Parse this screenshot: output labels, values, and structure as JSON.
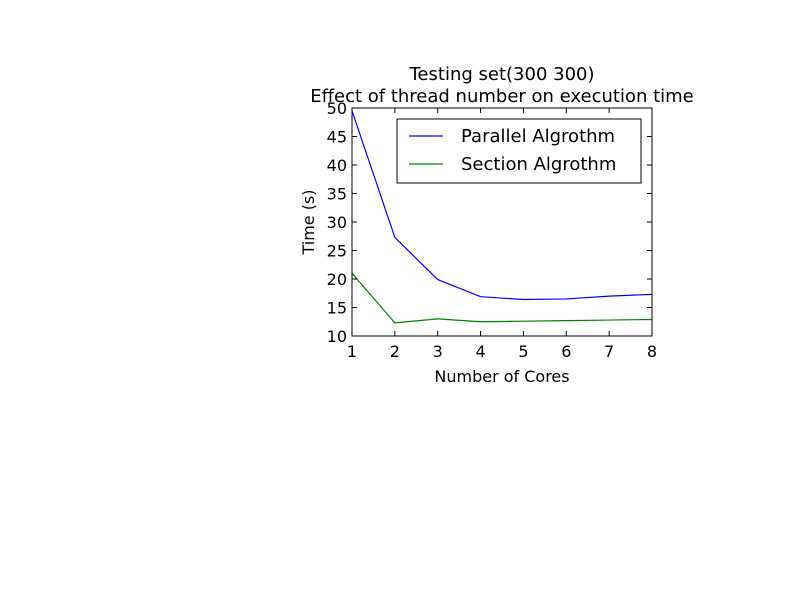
{
  "chart_data": {
    "type": "line",
    "title_line1": "Testing set(300 300)",
    "title_line2": "Effect of thread number on execution time",
    "xlabel": "Number of Cores",
    "ylabel": "Time (s)",
    "xlim": [
      1,
      8
    ],
    "ylim": [
      10,
      50
    ],
    "x_ticks": [
      1,
      2,
      3,
      4,
      5,
      6,
      7,
      8
    ],
    "y_ticks": [
      10,
      15,
      20,
      25,
      30,
      35,
      40,
      45,
      50
    ],
    "grid": false,
    "legend_position": "top-right",
    "x": [
      1,
      2,
      3,
      4,
      5,
      6,
      7,
      8
    ],
    "series": [
      {
        "name": "Parallel Algrothm",
        "color": "#0000ff",
        "values": [
          49.5,
          27.3,
          19.9,
          16.9,
          16.4,
          16.5,
          17.0,
          17.3
        ]
      },
      {
        "name": "Section Algrothm",
        "color": "#008000",
        "values": [
          21.0,
          12.3,
          13.0,
          12.5,
          12.6,
          12.7,
          12.8,
          12.9
        ]
      }
    ]
  }
}
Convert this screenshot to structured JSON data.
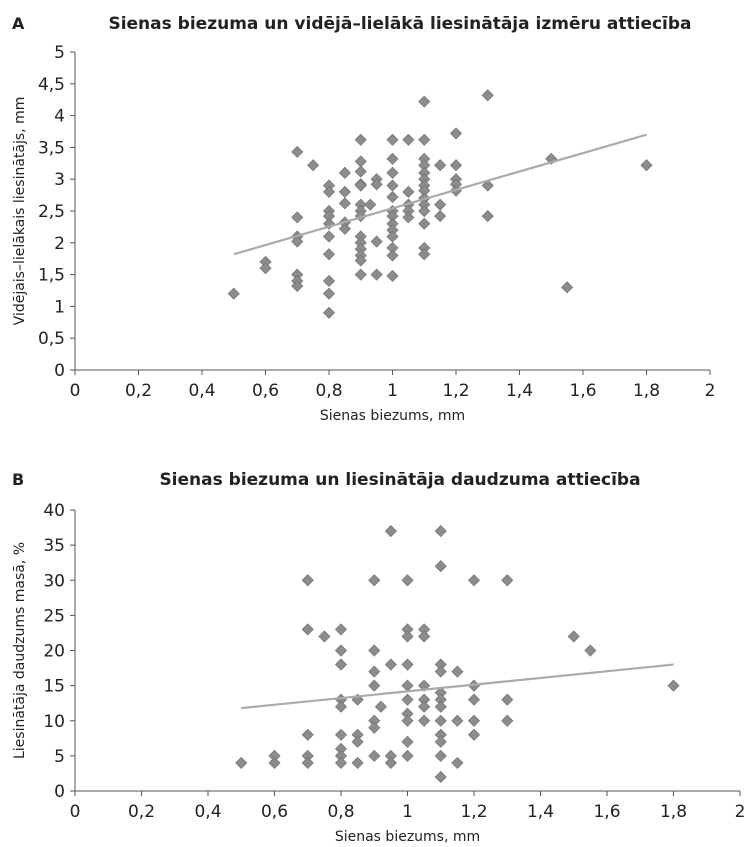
{
  "chart_data": [
    {
      "panel_letter": "A",
      "type": "scatter",
      "title": "Sienas biezuma un vidējā–lielākā liesinātāja izmēru attiecība",
      "xlabel": "Sienas biezums, mm",
      "ylabel": "Vidējais–lielākais liesinātājs, mm",
      "xlim": [
        0,
        2
      ],
      "ylim": [
        0,
        5
      ],
      "x_ticks": [
        "0",
        "0,2",
        "0,4",
        "0,6",
        "0,8",
        "1",
        "1,2",
        "1,4",
        "1,6",
        "1,8",
        "2"
      ],
      "y_ticks": [
        "0",
        "0,5",
        "1",
        "1,5",
        "2",
        "2,5",
        "3",
        "3,5",
        "4",
        "4,5",
        "5"
      ],
      "grid": false,
      "marker_color": "#8c8c8c",
      "trend_color": "#aaaaaa",
      "trendline": {
        "x": [
          0.5,
          1.8
        ],
        "y": [
          1.82,
          3.7
        ]
      },
      "points": [
        [
          0.5,
          1.2
        ],
        [
          0.6,
          1.7
        ],
        [
          0.6,
          1.6
        ],
        [
          0.7,
          3.43
        ],
        [
          0.7,
          2.4
        ],
        [
          0.7,
          2.1
        ],
        [
          0.7,
          2.02
        ],
        [
          0.7,
          1.5
        ],
        [
          0.7,
          1.4
        ],
        [
          0.7,
          1.32
        ],
        [
          0.75,
          3.22
        ],
        [
          0.8,
          2.9
        ],
        [
          0.8,
          2.8
        ],
        [
          0.8,
          2.5
        ],
        [
          0.8,
          2.42
        ],
        [
          0.8,
          2.3
        ],
        [
          0.8,
          2.1
        ],
        [
          0.8,
          1.82
        ],
        [
          0.8,
          1.4
        ],
        [
          0.8,
          1.2
        ],
        [
          0.8,
          0.9
        ],
        [
          0.85,
          3.1
        ],
        [
          0.85,
          2.8
        ],
        [
          0.85,
          2.62
        ],
        [
          0.85,
          2.32
        ],
        [
          0.85,
          2.22
        ],
        [
          0.9,
          3.62
        ],
        [
          0.9,
          3.28
        ],
        [
          0.9,
          3.12
        ],
        [
          0.9,
          2.92
        ],
        [
          0.9,
          2.9
        ],
        [
          0.9,
          2.6
        ],
        [
          0.9,
          2.5
        ],
        [
          0.9,
          2.42
        ],
        [
          0.9,
          2.1
        ],
        [
          0.9,
          2.0
        ],
        [
          0.9,
          1.9
        ],
        [
          0.9,
          1.8
        ],
        [
          0.9,
          1.72
        ],
        [
          0.9,
          1.5
        ],
        [
          0.93,
          2.6
        ],
        [
          0.95,
          3.0
        ],
        [
          0.95,
          2.92
        ],
        [
          0.95,
          2.02
        ],
        [
          0.95,
          1.5
        ],
        [
          1.0,
          3.62
        ],
        [
          1.0,
          3.32
        ],
        [
          1.0,
          3.1
        ],
        [
          1.0,
          2.9
        ],
        [
          1.0,
          2.72
        ],
        [
          1.0,
          2.5
        ],
        [
          1.0,
          2.42
        ],
        [
          1.0,
          2.3
        ],
        [
          1.0,
          2.2
        ],
        [
          1.0,
          2.1
        ],
        [
          1.0,
          1.92
        ],
        [
          1.0,
          1.8
        ],
        [
          1.0,
          1.48
        ],
        [
          1.05,
          3.62
        ],
        [
          1.05,
          2.8
        ],
        [
          1.05,
          2.6
        ],
        [
          1.05,
          2.5
        ],
        [
          1.05,
          2.4
        ],
        [
          1.1,
          4.22
        ],
        [
          1.1,
          3.62
        ],
        [
          1.1,
          3.32
        ],
        [
          1.1,
          3.22
        ],
        [
          1.1,
          3.1
        ],
        [
          1.1,
          3.0
        ],
        [
          1.1,
          2.9
        ],
        [
          1.1,
          2.82
        ],
        [
          1.1,
          2.7
        ],
        [
          1.1,
          2.6
        ],
        [
          1.1,
          2.5
        ],
        [
          1.1,
          2.3
        ],
        [
          1.1,
          1.92
        ],
        [
          1.1,
          1.82
        ],
        [
          1.15,
          3.22
        ],
        [
          1.15,
          2.6
        ],
        [
          1.15,
          2.42
        ],
        [
          1.2,
          3.72
        ],
        [
          1.2,
          3.22
        ],
        [
          1.2,
          3.0
        ],
        [
          1.2,
          2.92
        ],
        [
          1.2,
          2.82
        ],
        [
          1.3,
          4.32
        ],
        [
          1.3,
          2.9
        ],
        [
          1.3,
          2.42
        ],
        [
          1.5,
          3.32
        ],
        [
          1.55,
          1.3
        ],
        [
          1.8,
          3.22
        ]
      ]
    },
    {
      "panel_letter": "B",
      "type": "scatter",
      "title": "Sienas biezuma un liesinātāja daudzuma attiecība",
      "xlabel": "Sienas biezums, mm",
      "ylabel": "Liesinātāja daudzums masā, %",
      "xlim": [
        0,
        2
      ],
      "ylim": [
        0,
        40
      ],
      "x_ticks": [
        "0",
        "0,2",
        "0,4",
        "0,6",
        "0,8",
        "1",
        "1,2",
        "1,4",
        "1,6",
        "1,8",
        "2"
      ],
      "y_ticks": [
        "0",
        "5",
        "10",
        "15",
        "20",
        "25",
        "30",
        "35",
        "40"
      ],
      "grid": false,
      "marker_color": "#8c8c8c",
      "trend_color": "#aaaaaa",
      "trendline": {
        "x": [
          0.5,
          1.8
        ],
        "y": [
          11.8,
          18.0
        ]
      },
      "points": [
        [
          0.5,
          4
        ],
        [
          0.6,
          5
        ],
        [
          0.6,
          4
        ],
        [
          0.7,
          30
        ],
        [
          0.7,
          23
        ],
        [
          0.7,
          8
        ],
        [
          0.7,
          5
        ],
        [
          0.7,
          4
        ],
        [
          0.75,
          22
        ],
        [
          0.8,
          23
        ],
        [
          0.8,
          20
        ],
        [
          0.8,
          18
        ],
        [
          0.8,
          13
        ],
        [
          0.8,
          12
        ],
        [
          0.8,
          8
        ],
        [
          0.8,
          6
        ],
        [
          0.8,
          5
        ],
        [
          0.8,
          4
        ],
        [
          0.85,
          13
        ],
        [
          0.85,
          8
        ],
        [
          0.85,
          7
        ],
        [
          0.85,
          4
        ],
        [
          0.9,
          30
        ],
        [
          0.9,
          20
        ],
        [
          0.9,
          17
        ],
        [
          0.9,
          15
        ],
        [
          0.9,
          10
        ],
        [
          0.9,
          9
        ],
        [
          0.9,
          5
        ],
        [
          0.92,
          12
        ],
        [
          0.95,
          37
        ],
        [
          0.95,
          18
        ],
        [
          0.95,
          5
        ],
        [
          0.95,
          4
        ],
        [
          1.0,
          30
        ],
        [
          1.0,
          23
        ],
        [
          1.0,
          22
        ],
        [
          1.0,
          18
        ],
        [
          1.0,
          15
        ],
        [
          1.0,
          13
        ],
        [
          1.0,
          11
        ],
        [
          1.0,
          10
        ],
        [
          1.0,
          7
        ],
        [
          1.0,
          5
        ],
        [
          1.05,
          23
        ],
        [
          1.05,
          22
        ],
        [
          1.05,
          15
        ],
        [
          1.05,
          13
        ],
        [
          1.05,
          12
        ],
        [
          1.05,
          10
        ],
        [
          1.1,
          37
        ],
        [
          1.1,
          32
        ],
        [
          1.1,
          18
        ],
        [
          1.1,
          17
        ],
        [
          1.1,
          14
        ],
        [
          1.1,
          13
        ],
        [
          1.1,
          12
        ],
        [
          1.1,
          10
        ],
        [
          1.1,
          8
        ],
        [
          1.1,
          7
        ],
        [
          1.1,
          5
        ],
        [
          1.1,
          2
        ],
        [
          1.15,
          17
        ],
        [
          1.15,
          10
        ],
        [
          1.15,
          4
        ],
        [
          1.2,
          30
        ],
        [
          1.2,
          15
        ],
        [
          1.2,
          13
        ],
        [
          1.2,
          10
        ],
        [
          1.2,
          8
        ],
        [
          1.3,
          30
        ],
        [
          1.3,
          13
        ],
        [
          1.3,
          10
        ],
        [
          1.5,
          22
        ],
        [
          1.55,
          20
        ],
        [
          1.8,
          15
        ]
      ]
    }
  ]
}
══════════════════════════════
PROBLEM STATEMENT:
Find and copy every line in the entries above where the string "JSON" occurs.

CORRECT ANSWER:
Parse this screenshot: output labels, values, and structure as JSON.
Convert this screenshot to structured JSON data.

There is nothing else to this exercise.